> _AIM_
Repeat the records word for word, excluding any picture.
++++++++
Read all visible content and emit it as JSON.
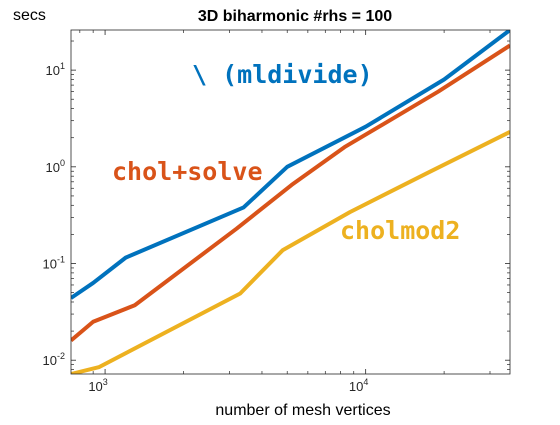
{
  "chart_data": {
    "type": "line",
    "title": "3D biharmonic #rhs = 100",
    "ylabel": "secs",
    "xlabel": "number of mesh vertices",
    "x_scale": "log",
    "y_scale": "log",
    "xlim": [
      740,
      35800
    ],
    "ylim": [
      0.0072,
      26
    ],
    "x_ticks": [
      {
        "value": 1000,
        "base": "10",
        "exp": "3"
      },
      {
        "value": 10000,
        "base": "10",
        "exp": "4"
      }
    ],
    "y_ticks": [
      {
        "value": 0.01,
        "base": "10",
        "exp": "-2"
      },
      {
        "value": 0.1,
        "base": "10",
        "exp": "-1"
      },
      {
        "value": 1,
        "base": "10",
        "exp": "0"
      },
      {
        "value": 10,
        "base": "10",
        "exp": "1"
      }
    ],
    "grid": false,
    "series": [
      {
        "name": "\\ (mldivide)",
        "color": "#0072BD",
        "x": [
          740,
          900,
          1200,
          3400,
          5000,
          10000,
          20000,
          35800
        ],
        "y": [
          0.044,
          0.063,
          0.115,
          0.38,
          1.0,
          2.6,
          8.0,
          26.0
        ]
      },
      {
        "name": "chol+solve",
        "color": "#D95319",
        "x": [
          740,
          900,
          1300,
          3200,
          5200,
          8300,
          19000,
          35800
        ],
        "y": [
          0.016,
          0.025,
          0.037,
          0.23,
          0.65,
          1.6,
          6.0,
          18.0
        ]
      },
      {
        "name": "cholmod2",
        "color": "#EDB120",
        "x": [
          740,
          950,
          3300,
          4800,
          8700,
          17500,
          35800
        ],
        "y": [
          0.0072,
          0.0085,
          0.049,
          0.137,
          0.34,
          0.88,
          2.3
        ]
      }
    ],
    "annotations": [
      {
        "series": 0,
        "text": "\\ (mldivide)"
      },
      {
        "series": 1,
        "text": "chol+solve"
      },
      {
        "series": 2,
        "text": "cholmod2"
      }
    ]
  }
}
++++++++
> _RESULT FOR THIS EXERCISE_
Read all visible content and emit it as JSON.
{
  "chart_data": {
    "type": "line",
    "title": "3D biharmonic #rhs = 100",
    "ylabel": "secs",
    "xlabel": "number of mesh vertices",
    "x_scale": "log",
    "y_scale": "log",
    "xlim": [
      740,
      35800
    ],
    "ylim": [
      0.0072,
      26
    ],
    "x_ticks": [
      {
        "value": 1000,
        "base": "10",
        "exp": "3"
      },
      {
        "value": 10000,
        "base": "10",
        "exp": "4"
      }
    ],
    "y_ticks": [
      {
        "value": 0.01,
        "base": "10",
        "exp": "-2"
      },
      {
        "value": 0.1,
        "base": "10",
        "exp": "-1"
      },
      {
        "value": 1,
        "base": "10",
        "exp": "0"
      },
      {
        "value": 10,
        "base": "10",
        "exp": "1"
      }
    ],
    "grid": false,
    "series": [
      {
        "name": "\\ (mldivide)",
        "color": "#0072BD",
        "x": [
          740,
          900,
          1200,
          3400,
          5000,
          10000,
          20000,
          35800
        ],
        "y": [
          0.044,
          0.063,
          0.115,
          0.38,
          1.0,
          2.6,
          8.0,
          26.0
        ]
      },
      {
        "name": "chol+solve",
        "color": "#D95319",
        "x": [
          740,
          900,
          1300,
          3200,
          5200,
          8300,
          19000,
          35800
        ],
        "y": [
          0.016,
          0.025,
          0.037,
          0.23,
          0.65,
          1.6,
          6.0,
          18.0
        ]
      },
      {
        "name": "cholmod2",
        "color": "#EDB120",
        "x": [
          740,
          950,
          3300,
          4800,
          8700,
          17500,
          35800
        ],
        "y": [
          0.0072,
          0.0085,
          0.049,
          0.137,
          0.34,
          0.88,
          2.3
        ]
      }
    ],
    "annotations": [
      {
        "series": 0,
        "text": "\\ (mldivide)"
      },
      {
        "series": 1,
        "text": "chol+solve"
      },
      {
        "series": 2,
        "text": "cholmod2"
      }
    ]
  }
}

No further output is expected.